**Task details**
Can you copy the listing below word for word, starting at its first line and ending at the line that contains "y-tick-label: 0 — [61, 86, 70, 105]", with both of those lines included?
--- START OF Source records ---
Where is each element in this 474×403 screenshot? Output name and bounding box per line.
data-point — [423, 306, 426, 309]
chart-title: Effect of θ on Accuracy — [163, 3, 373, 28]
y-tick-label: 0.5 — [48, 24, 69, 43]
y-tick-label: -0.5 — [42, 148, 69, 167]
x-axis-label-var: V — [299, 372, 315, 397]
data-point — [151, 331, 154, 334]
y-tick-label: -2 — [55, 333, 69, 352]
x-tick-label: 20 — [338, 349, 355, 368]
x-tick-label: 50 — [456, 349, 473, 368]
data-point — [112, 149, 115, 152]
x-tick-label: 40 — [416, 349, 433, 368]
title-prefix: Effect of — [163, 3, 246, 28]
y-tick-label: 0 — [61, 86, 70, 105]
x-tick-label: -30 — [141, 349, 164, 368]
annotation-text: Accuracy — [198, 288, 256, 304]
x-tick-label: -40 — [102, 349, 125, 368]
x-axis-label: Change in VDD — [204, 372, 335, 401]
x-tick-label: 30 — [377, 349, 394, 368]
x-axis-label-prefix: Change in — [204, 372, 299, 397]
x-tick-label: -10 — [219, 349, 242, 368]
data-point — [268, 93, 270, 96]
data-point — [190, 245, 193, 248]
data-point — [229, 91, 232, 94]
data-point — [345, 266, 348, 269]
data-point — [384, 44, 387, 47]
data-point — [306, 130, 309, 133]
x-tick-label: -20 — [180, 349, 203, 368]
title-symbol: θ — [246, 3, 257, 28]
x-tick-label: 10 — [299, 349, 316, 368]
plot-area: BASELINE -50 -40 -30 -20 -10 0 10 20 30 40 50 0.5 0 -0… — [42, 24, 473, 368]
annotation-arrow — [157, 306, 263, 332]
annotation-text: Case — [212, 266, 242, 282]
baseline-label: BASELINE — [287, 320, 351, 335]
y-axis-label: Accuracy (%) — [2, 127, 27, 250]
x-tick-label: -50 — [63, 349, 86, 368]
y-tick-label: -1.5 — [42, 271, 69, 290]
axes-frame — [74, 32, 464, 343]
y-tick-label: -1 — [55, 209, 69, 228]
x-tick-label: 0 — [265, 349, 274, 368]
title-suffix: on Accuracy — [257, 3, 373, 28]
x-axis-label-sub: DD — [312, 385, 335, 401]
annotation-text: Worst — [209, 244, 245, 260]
--- END OF Source records ---
**Full response**
Where is each element in this 474×403 screenshot? Output name and bounding box per line.
data-point — [423, 306, 426, 309]
chart-title: Effect of θ on Accuracy — [163, 3, 373, 28]
y-tick-label: 0.5 — [48, 24, 69, 43]
y-tick-label: -0.5 — [42, 148, 69, 167]
x-axis-label-var: V — [299, 372, 315, 397]
data-point — [151, 331, 154, 334]
y-tick-label: -2 — [55, 333, 69, 352]
x-tick-label: 20 — [338, 349, 355, 368]
x-tick-label: 50 — [456, 349, 473, 368]
data-point — [112, 149, 115, 152]
x-tick-label: 40 — [416, 349, 433, 368]
title-prefix: Effect of — [163, 3, 246, 28]
y-tick-label: 0 — [61, 86, 70, 105]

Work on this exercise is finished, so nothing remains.